• [REQUIREMENT] Check every line of the material below for "their". Give the number of lines that have it, and only that.

##### STORED RECORDS

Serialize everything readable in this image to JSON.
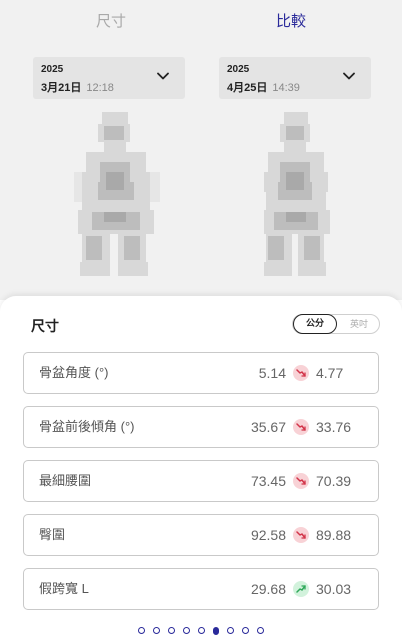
{
  "tabs": {
    "size": "尺寸",
    "compare": "比較"
  },
  "dates": {
    "left": {
      "year": "2025",
      "day": "3月21日",
      "time": "12:18"
    },
    "right": {
      "year": "2025",
      "day": "4月25日",
      "time": "14:39"
    }
  },
  "measurements": {
    "title": "尺寸",
    "units": {
      "cm": "公分",
      "inch": "英吋",
      "selected": "cm"
    },
    "rows": [
      {
        "label": "骨盆角度 (°)",
        "before": "5.14",
        "trend": "down",
        "after": "4.77"
      },
      {
        "label": "骨盆前後傾角 (°)",
        "before": "35.67",
        "trend": "down",
        "after": "33.76"
      },
      {
        "label": "最細腰圍",
        "before": "73.45",
        "trend": "down",
        "after": "70.39"
      },
      {
        "label": "臀圍",
        "before": "92.58",
        "trend": "down",
        "after": "89.88"
      },
      {
        "label": "假跨寬 L",
        "before": "29.68",
        "trend": "up",
        "after": "30.03"
      }
    ]
  },
  "icons": {
    "chevron": "chevron-down-icon",
    "trend_down": "trend-down-icon",
    "trend_up": "trend-up-icon"
  },
  "colors": {
    "accent": "#2a2a9a",
    "down_badge": "#f8d2d6",
    "down_arrow": "#d2354a",
    "up_badge": "#d2f2dc",
    "up_arrow": "#2fa85a"
  },
  "pagination": {
    "count": 9,
    "active_index": 5
  }
}
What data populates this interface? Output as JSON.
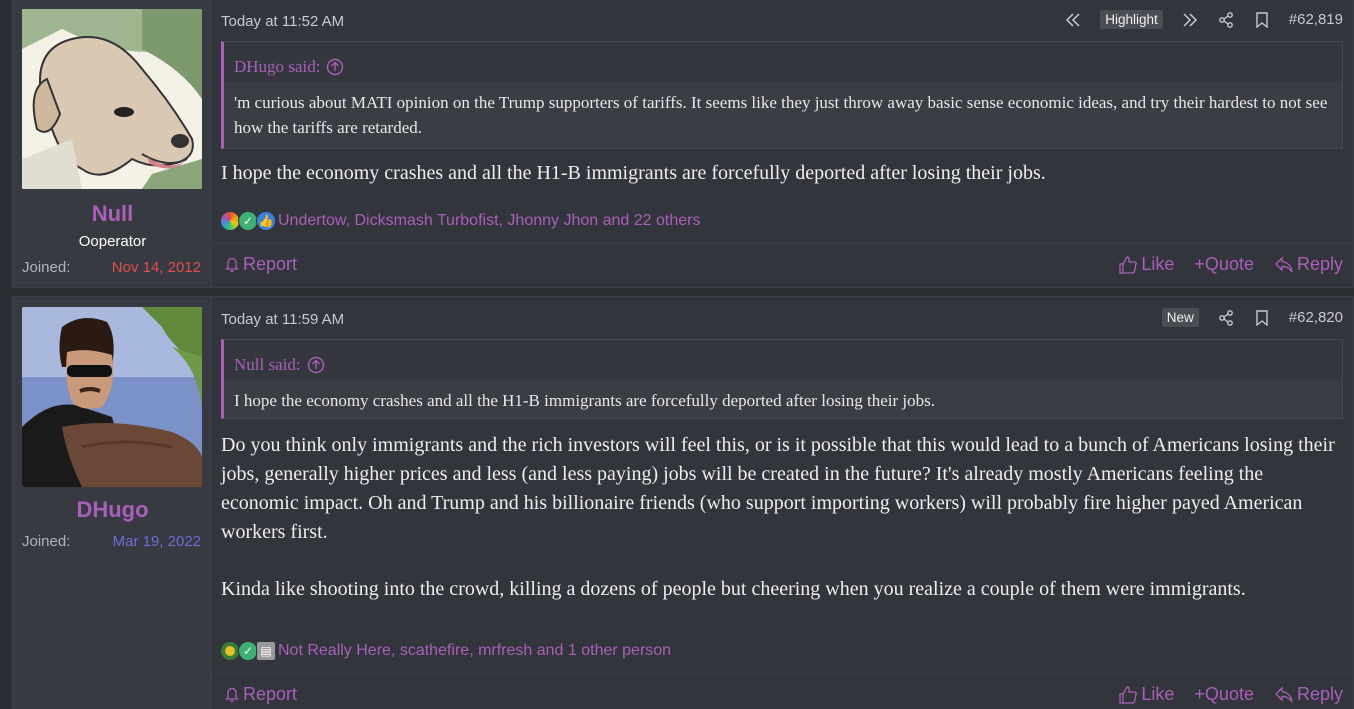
{
  "posts": [
    {
      "username": "Null",
      "user_title": "Ooperator",
      "joined_label": "Joined:",
      "joined_date": "Nov 14, 2012",
      "joined_color": "#e0504a",
      "timestamp": "Today at 11:52 AM",
      "badge": "Highlight",
      "post_number": "#62,819",
      "quote_author": "DHugo said:",
      "quote_text": "'m curious about MATI opinion on the Trump supporters of tariffs. It seems like they just throw away basic sense economic ideas, and try their hardest to not see how the tariffs are retarded.",
      "message": [
        "I hope the economy crashes and all the H1-B immigrants are forcefully deported after losing their jobs."
      ],
      "reactions_text": "Undertow, Dicksmash Turbofist, Jhonny Jhon and 22 others",
      "report": "Report",
      "like": "Like",
      "quote": "+Quote",
      "reply": "Reply"
    },
    {
      "username": "DHugo",
      "joined_label": "Joined:",
      "joined_date": "Mar 19, 2022",
      "joined_color": "#6b6fd6",
      "timestamp": "Today at 11:59 AM",
      "badge": "New",
      "post_number": "#62,820",
      "quote_author": "Null said:",
      "quote_text": "I hope the economy crashes and all the H1-B immigrants are forcefully deported after losing their jobs.",
      "message": [
        "Do you think only immigrants and the rich investors will feel this, or is it possible that this would lead to a bunch of Americans losing their jobs, generally higher prices and less (and less paying) jobs will be created in the future? It's already mostly Americans feeling the economic impact. Oh and Trump and his billionaire friends (who support importing workers) will probably fire higher payed American workers first.",
        "Kinda like shooting into the crowd, killing a dozens of people but cheering when you realize a couple of them were immigrants."
      ],
      "reactions_text": "Not Really Here, scathefire, mrfresh and 1 other person",
      "report": "Report",
      "like": "Like",
      "quote": "+Quote",
      "reply": "Reply"
    }
  ],
  "colors": {
    "accent": "#a960b8",
    "background": "#2b2e33",
    "post_bg": "#32353b"
  },
  "icons": [
    "first-unread-icon",
    "next-icon",
    "share-icon",
    "bookmark-icon",
    "bell-icon",
    "thumbs-up-icon",
    "reply-arrow-icon",
    "arrow-up-circle-icon"
  ]
}
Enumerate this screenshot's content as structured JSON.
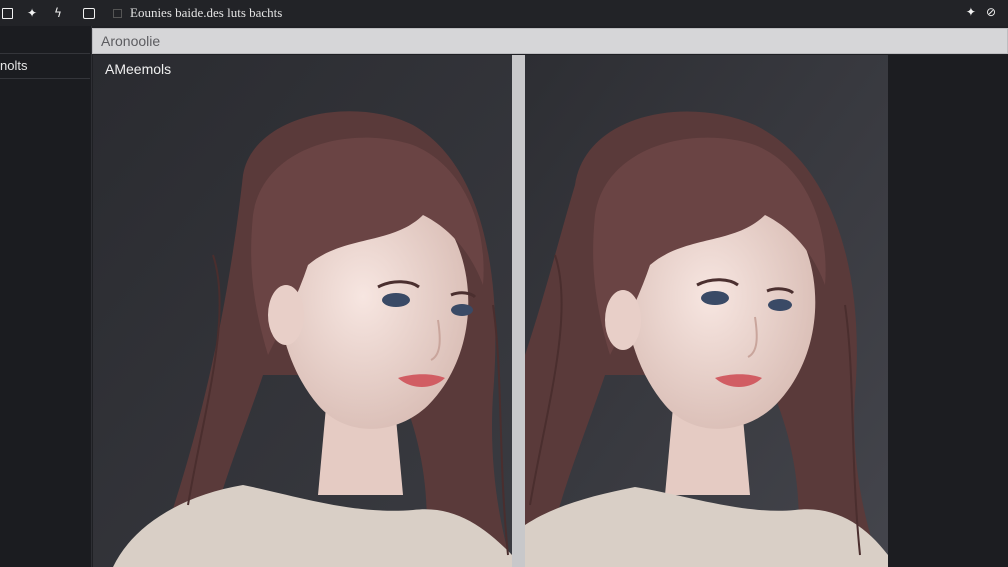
{
  "toolbar": {
    "title": "Eounies baide.des luts bachts",
    "left_icons": [
      "square-icon",
      "sparkle-icon",
      "wand-icon",
      "image-icon"
    ],
    "right_icons": [
      "sparkle-icon",
      "circle-slash-icon"
    ]
  },
  "sidebar": {
    "items": [
      {
        "label": "nolts"
      }
    ]
  },
  "address_bar": {
    "value": "Aronoolie"
  },
  "panels": {
    "left_label": "AMeemols"
  },
  "colors": {
    "toolbar_bg": "#222327",
    "address_bar_bg": "#d6d6d8",
    "panel_bg": "#2b2c31",
    "hair": "#5a3a3a",
    "skin": "#f1dcd6",
    "sweater": "#d9cfc6"
  }
}
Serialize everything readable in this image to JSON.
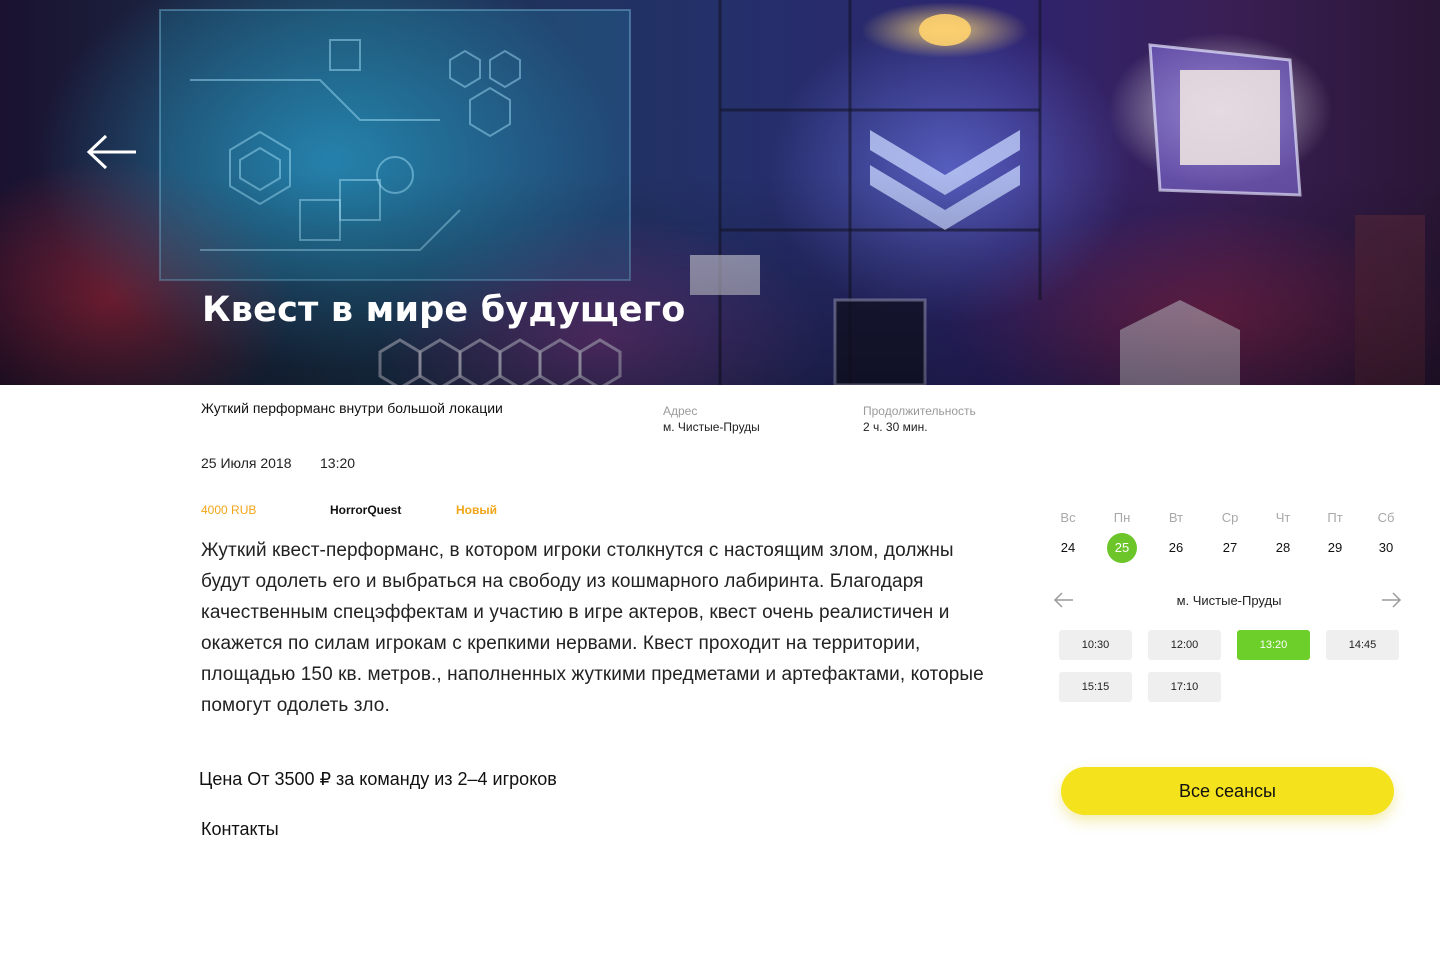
{
  "hero": {
    "title": "Квест в мире будущего",
    "back_icon": "arrow-left-icon"
  },
  "info": {
    "subtitle": "Жуткий перформанс внутри большой локации",
    "address_label": "Адрес",
    "address_value": "м. Чистые-Пруды",
    "duration_label": "Продолжительность",
    "duration_value": "2 ч.  30 мин.",
    "date": "25 Июля 2018",
    "time": "13:20",
    "price_tag": "4000 RUB",
    "organizer": "HorrorQuest",
    "badge": "Новый"
  },
  "description": "Жуткий квест-перформанс, в котором игроки столкнутся с настоящим злом, должны будут одолеть его и выбраться на свободу из кошмарного лабиринта. Благодаря качественным спецэффектам и участию в игре актеров, квест очень реалистичен и окажется по силам игрокам с крепкими нервами. Квест проходит на территории, площадью 150 кв. метров., наполненных жуткими предметами и артефактами, которые помогут одолеть зло.",
  "price_line": "Цена От 3500 ₽ за команду из 2–4 игроков",
  "contacts_label": "Контакты",
  "calendar": {
    "days": [
      {
        "name": "Вс",
        "num": "24"
      },
      {
        "name": "Пн",
        "num": "25",
        "active": true
      },
      {
        "name": "Вт",
        "num": "26"
      },
      {
        "name": "Ср",
        "num": "27"
      },
      {
        "name": "Чт",
        "num": "28"
      },
      {
        "name": "Пт",
        "num": "29"
      },
      {
        "name": "Сб",
        "num": "30"
      }
    ],
    "location": "м. Чистые-Пруды",
    "prev_icon": "arrow-left-icon",
    "next_icon": "arrow-right-icon",
    "slots": [
      {
        "time": "10:30"
      },
      {
        "time": "12:00"
      },
      {
        "time": "13:20",
        "active": true
      },
      {
        "time": "14:45"
      },
      {
        "time": "15:15"
      },
      {
        "time": "17:10"
      }
    ],
    "all_sessions_label": "Все сеансы"
  },
  "colors": {
    "accent_green": "#6cc62a",
    "accent_yellow": "#f4e21d",
    "accent_orange": "#f2a518"
  }
}
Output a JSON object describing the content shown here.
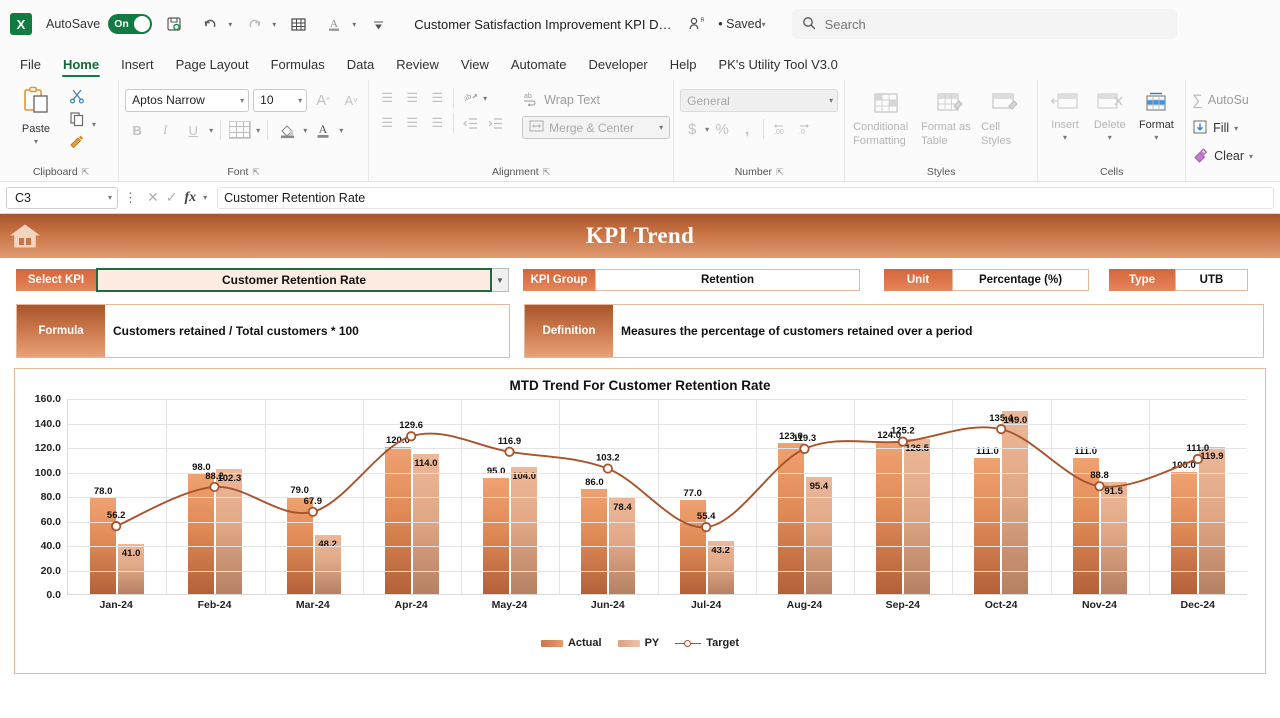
{
  "titlebar": {
    "app_icon": "excel-logo",
    "autosave_label": "AutoSave",
    "autosave_state": "On",
    "document_title": "Customer Satisfaction Improvement KPI Dashb...",
    "saved_status": "• Saved",
    "quick_access": [
      "save-icon",
      "undo-icon",
      "redo-icon",
      "table-icon",
      "font-color-icon",
      "customize-qat-icon"
    ],
    "search_placeholder": "Search"
  },
  "tabs": [
    {
      "label": "File",
      "active": false
    },
    {
      "label": "Home",
      "active": true
    },
    {
      "label": "Insert",
      "active": false
    },
    {
      "label": "Page Layout",
      "active": false
    },
    {
      "label": "Formulas",
      "active": false
    },
    {
      "label": "Data",
      "active": false
    },
    {
      "label": "Review",
      "active": false
    },
    {
      "label": "View",
      "active": false
    },
    {
      "label": "Automate",
      "active": false
    },
    {
      "label": "Developer",
      "active": false
    },
    {
      "label": "Help",
      "active": false
    },
    {
      "label": "PK's Utility Tool V3.0",
      "active": false
    }
  ],
  "ribbon": {
    "clipboard": {
      "label": "Clipboard",
      "paste": "Paste",
      "cut": "cut-icon",
      "copy": "copy-icon",
      "format_painter": "format-painter-icon"
    },
    "font": {
      "label": "Font",
      "font_name": "Aptos Narrow",
      "font_size": "10",
      "grow": "A",
      "shrink": "A",
      "bold": "B",
      "italic": "I",
      "underline": "U",
      "borders": "borders-icon",
      "fill_color": "fill-color-icon",
      "font_color": "font-color-icon"
    },
    "alignment": {
      "label": "Alignment",
      "wrap_text": "Wrap Text",
      "merge_center": "Merge & Center",
      "orientation": "orientation-icon",
      "indent_decrease": "decrease-indent-icon",
      "indent_increase": "increase-indent-icon"
    },
    "number": {
      "label": "Number",
      "format": "General",
      "currency": "$",
      "percent": "%",
      "comma": "‰",
      "decimal_increase": "increase-decimal-icon",
      "decimal_decrease": "decrease-decimal-icon"
    },
    "styles": {
      "label": "Styles",
      "conditional_formatting": "Conditional Formatting",
      "format_as_table": "Format as Table",
      "cell_styles": "Cell Styles"
    },
    "cells": {
      "label": "Cells",
      "insert": "Insert",
      "delete": "Delete",
      "format": "Format"
    },
    "editing": {
      "autosum": "AutoSu",
      "fill": "Fill",
      "clear": "Clear"
    }
  },
  "formula_bar": {
    "name_box": "C3",
    "formula": "Customer Retention Rate",
    "cancel_icon": "cancel-icon",
    "enter_icon": "enter-icon",
    "fx_icon": "fx-icon"
  },
  "banner": {
    "home_icon": "home-icon",
    "title": "KPI Trend"
  },
  "selectors": {
    "select_kpi_label": "Select KPI",
    "select_kpi_value": "Customer Retention Rate",
    "kpi_group_label": "KPI Group",
    "kpi_group_value": "Retention",
    "unit_label": "Unit",
    "unit_value": "Percentage (%)",
    "type_label": "Type",
    "type_value": "UTB"
  },
  "info": {
    "formula_label": "Formula",
    "formula_value": "Customers retained / Total customers * 100",
    "definition_label": "Definition",
    "definition_value": "Measures the percentage of customers retained over a period"
  },
  "colors": {
    "accent_orange": "#c9764a",
    "banner_dark": "#a9552a",
    "actual_bar": "#e08a56",
    "py_bar": "#e0a886",
    "target_line": "#a8532a",
    "excel_green": "#107c41"
  },
  "chart_data": {
    "type": "bar",
    "title": "MTD Trend For Customer Retention Rate",
    "xlabel": "",
    "ylabel": "",
    "ylim": [
      0,
      160
    ],
    "ytick_labels": [
      "0.0",
      "20.0",
      "40.0",
      "60.0",
      "80.0",
      "100.0",
      "120.0",
      "140.0",
      "160.0"
    ],
    "yticks": [
      0,
      20,
      40,
      60,
      80,
      100,
      120,
      140,
      160
    ],
    "grid": true,
    "legend_position": "bottom",
    "categories": [
      "Jan-24",
      "Feb-24",
      "Mar-24",
      "Apr-24",
      "May-24",
      "Jun-24",
      "Jul-24",
      "Aug-24",
      "Sep-24",
      "Oct-24",
      "Nov-24",
      "Dec-24"
    ],
    "series": [
      {
        "name": "Actual",
        "type": "bar",
        "values": [
          78.0,
          98.0,
          79.0,
          120.0,
          95.0,
          86.0,
          77.0,
          123.0,
          124.0,
          111.0,
          111.0,
          100.0
        ],
        "labels": [
          "78.0",
          "98.0",
          "79.0",
          "120.0",
          "95.0",
          "86.0",
          "77.0",
          "123.0",
          "124.0",
          "111.0",
          "111.0",
          "100.0"
        ]
      },
      {
        "name": "PY",
        "type": "bar",
        "values": [
          41.0,
          102.3,
          48.2,
          114.0,
          104.0,
          78.4,
          43.2,
          95.4,
          126.5,
          149.0,
          91.5,
          119.9
        ],
        "labels": [
          "41.0",
          "102.3",
          "48.2",
          "114.0",
          "104.0",
          "78.4",
          "43.2",
          "95.4",
          "126.5",
          "149.0",
          "91.5",
          "119.9"
        ]
      },
      {
        "name": "Target",
        "type": "line",
        "values": [
          56.2,
          88.2,
          67.9,
          129.6,
          116.9,
          103.2,
          55.4,
          119.3,
          125.2,
          135.4,
          88.8,
          111.0
        ],
        "labels": [
          "56.2",
          "88.2",
          "67.9",
          "129.6",
          "116.9",
          "103.2",
          "55.4",
          "119.3",
          "125.2",
          "135.4",
          "88.8",
          "111.0"
        ]
      }
    ]
  }
}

##########

• [ANSWER TO THIS PROBLEM] 4